Task brief - Reproduce the listing word for word, leaving every picture behind.

Records shown -
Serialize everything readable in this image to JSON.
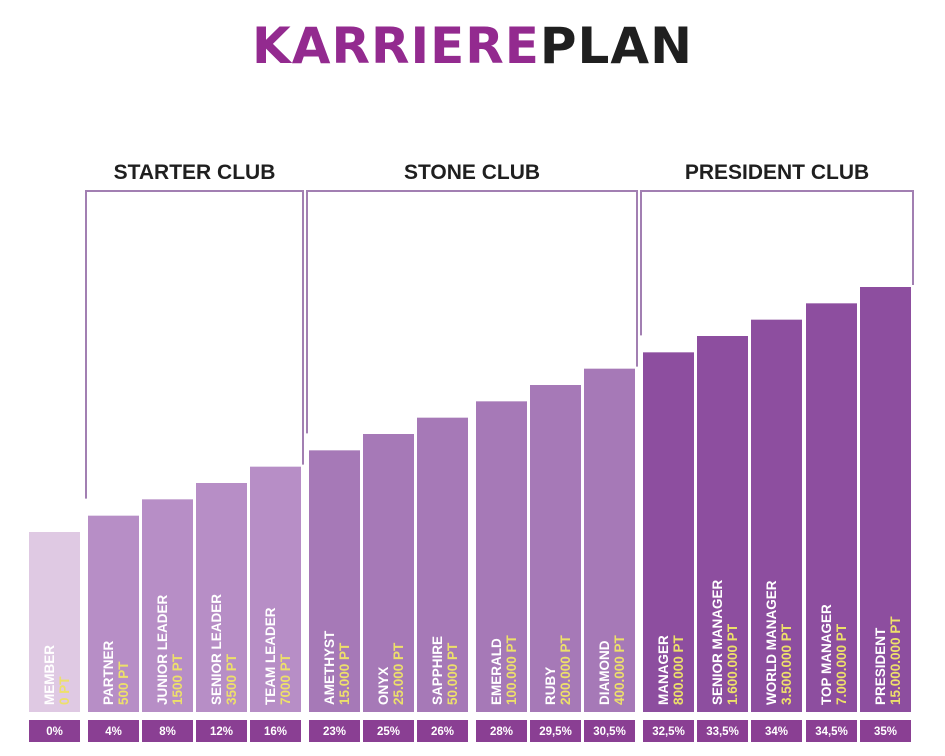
{
  "title": {
    "part1": "KARRIERE",
    "part2": "PLAN"
  },
  "colors": {
    "title_accent": "#932a8f",
    "title_dark": "#1f1f1f",
    "member": "#dfc9e3",
    "starter": "#b78ec6",
    "stone": "#a679b7",
    "president": "#8d4e9f",
    "bracket": "#a27fb2",
    "pct_strip": "#8a3f93",
    "points_text": "#ede06a"
  },
  "chart_data": {
    "type": "bar",
    "title": "KARRIEREPLAN",
    "xlabel": "",
    "ylabel": "",
    "clubs": [
      {
        "name": "STARTER CLUB",
        "from": 1,
        "to": 4
      },
      {
        "name": "STONE CLUB",
        "from": 5,
        "to": 10
      },
      {
        "name": "PRESIDENT CLUB",
        "from": 11,
        "to": 15
      }
    ],
    "categories": [
      "MEMBER",
      "PARTNER",
      "JUNIOR LEADER",
      "SENIOR LEADER",
      "TEAM LEADER",
      "AMETHYST",
      "ONYX",
      "SAPPHIRE",
      "EMERALD",
      "RUBY",
      "DIAMOND",
      "MANAGER",
      "SENIOR MANAGER",
      "WORLD MANAGER",
      "TOP MANAGER",
      "PRESIDENT"
    ],
    "points": [
      "0 PT",
      "500 PT",
      "1500 PT",
      "3500 PT",
      "7000 PT",
      "15.000 PT",
      "25.000 PT",
      "50.000 PT",
      "100.000 PT",
      "200.000 PT",
      "400.000 PT",
      "800.000 PT",
      "1.600.000 PT",
      "3.500.000 PT",
      "7.000.000 PT",
      "15.000.000 PT"
    ],
    "percentages": [
      "0%",
      "4%",
      "8%",
      "12%",
      "16%",
      "23%",
      "25%",
      "26%",
      "28%",
      "29,5%",
      "30,5%",
      "32,5%",
      "33,5%",
      "34%",
      "34,5%",
      "35%"
    ],
    "values": [
      0,
      1,
      2,
      3,
      4,
      5,
      6,
      7,
      8,
      9,
      10,
      11,
      12,
      13,
      14,
      15
    ],
    "ylim": [
      0,
      15
    ],
    "grid": false
  }
}
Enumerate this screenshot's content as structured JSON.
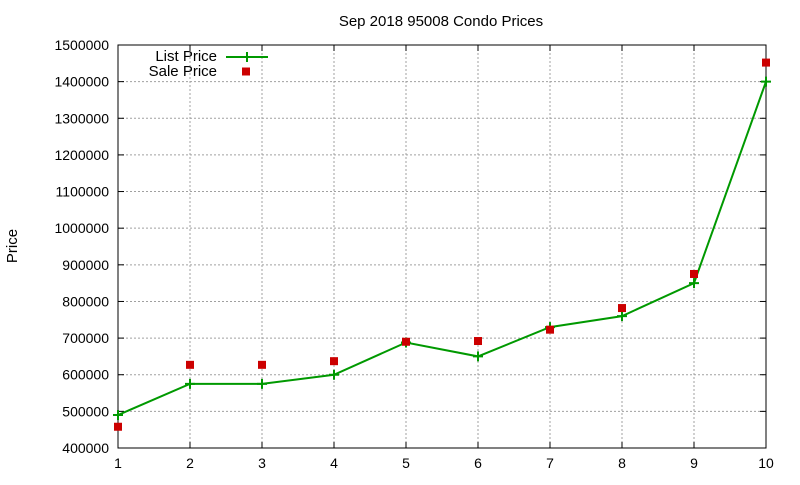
{
  "chart_data": {
    "type": "line",
    "title": "Sep 2018 95008 Condo Prices",
    "xlabel": "",
    "ylabel": "Price",
    "x": [
      1,
      2,
      3,
      4,
      5,
      6,
      7,
      8,
      9,
      10
    ],
    "xlim": [
      1,
      10
    ],
    "ylim": [
      400000,
      1500000
    ],
    "xticks": [
      1,
      2,
      3,
      4,
      5,
      6,
      7,
      8,
      9,
      10
    ],
    "yticks": [
      400000,
      500000,
      600000,
      700000,
      800000,
      900000,
      1000000,
      1100000,
      1200000,
      1300000,
      1400000,
      1500000
    ],
    "grid": true,
    "legend_position": "top-left",
    "series": [
      {
        "name": "List Price",
        "style": "linespoints",
        "color": "#009900",
        "marker": "plus",
        "values": [
          490000,
          575000,
          575000,
          600000,
          688000,
          650000,
          730000,
          760000,
          850000,
          1400000
        ]
      },
      {
        "name": "Sale Price",
        "style": "points",
        "color": "#cc0000",
        "marker": "square",
        "values": [
          458000,
          627000,
          627000,
          637000,
          690000,
          692000,
          723000,
          782000,
          875000,
          1452000
        ]
      }
    ]
  }
}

Solved exercise -
Serialize everything readable in this image to JSON.
{
  "title": {
    "part1": "KARRIERE",
    "part2": "PLAN"
  },
  "colors": {
    "title_accent": "#932a8f",
    "title_dark": "#1f1f1f",
    "member": "#dfc9e3",
    "starter": "#b78ec6",
    "stone": "#a679b7",
    "president": "#8d4e9f",
    "bracket": "#a27fb2",
    "pct_strip": "#8a3f93",
    "points_text": "#ede06a"
  },
  "chart_data": {
    "type": "bar",
    "title": "KARRIEREPLAN",
    "xlabel": "",
    "ylabel": "",
    "clubs": [
      {
        "name": "STARTER CLUB",
        "from": 1,
        "to": 4
      },
      {
        "name": "STONE CLUB",
        "from": 5,
        "to": 10
      },
      {
        "name": "PRESIDENT CLUB",
        "from": 11,
        "to": 15
      }
    ],
    "categories": [
      "MEMBER",
      "PARTNER",
      "JUNIOR LEADER",
      "SENIOR LEADER",
      "TEAM LEADER",
      "AMETHYST",
      "ONYX",
      "SAPPHIRE",
      "EMERALD",
      "RUBY",
      "DIAMOND",
      "MANAGER",
      "SENIOR MANAGER",
      "WORLD MANAGER",
      "TOP MANAGER",
      "PRESIDENT"
    ],
    "points": [
      "0 PT",
      "500 PT",
      "1500 PT",
      "3500 PT",
      "7000 PT",
      "15.000 PT",
      "25.000 PT",
      "50.000 PT",
      "100.000 PT",
      "200.000 PT",
      "400.000 PT",
      "800.000 PT",
      "1.600.000 PT",
      "3.500.000 PT",
      "7.000.000 PT",
      "15.000.000 PT"
    ],
    "percentages": [
      "0%",
      "4%",
      "8%",
      "12%",
      "16%",
      "23%",
      "25%",
      "26%",
      "28%",
      "29,5%",
      "30,5%",
      "32,5%",
      "33,5%",
      "34%",
      "34,5%",
      "35%"
    ],
    "values": [
      0,
      1,
      2,
      3,
      4,
      5,
      6,
      7,
      8,
      9,
      10,
      11,
      12,
      13,
      14,
      15
    ],
    "ylim": [
      0,
      15
    ],
    "grid": false
  }
}
Enumerate this screenshot's content as structured JSON.
{
  "chart_data": {
    "type": "line",
    "title": "Sep 2018 95008 Condo Prices",
    "xlabel": "",
    "ylabel": "Price",
    "x": [
      1,
      2,
      3,
      4,
      5,
      6,
      7,
      8,
      9,
      10
    ],
    "xlim": [
      1,
      10
    ],
    "ylim": [
      400000,
      1500000
    ],
    "xticks": [
      1,
      2,
      3,
      4,
      5,
      6,
      7,
      8,
      9,
      10
    ],
    "yticks": [
      400000,
      500000,
      600000,
      700000,
      800000,
      900000,
      1000000,
      1100000,
      1200000,
      1300000,
      1400000,
      1500000
    ],
    "grid": true,
    "legend_position": "top-left",
    "series": [
      {
        "name": "List Price",
        "style": "linespoints",
        "color": "#009900",
        "marker": "plus",
        "values": [
          490000,
          575000,
          575000,
          600000,
          688000,
          650000,
          730000,
          760000,
          850000,
          1400000
        ]
      },
      {
        "name": "Sale Price",
        "style": "points",
        "color": "#cc0000",
        "marker": "square",
        "values": [
          458000,
          627000,
          627000,
          637000,
          690000,
          692000,
          723000,
          782000,
          875000,
          1452000
        ]
      }
    ]
  }
}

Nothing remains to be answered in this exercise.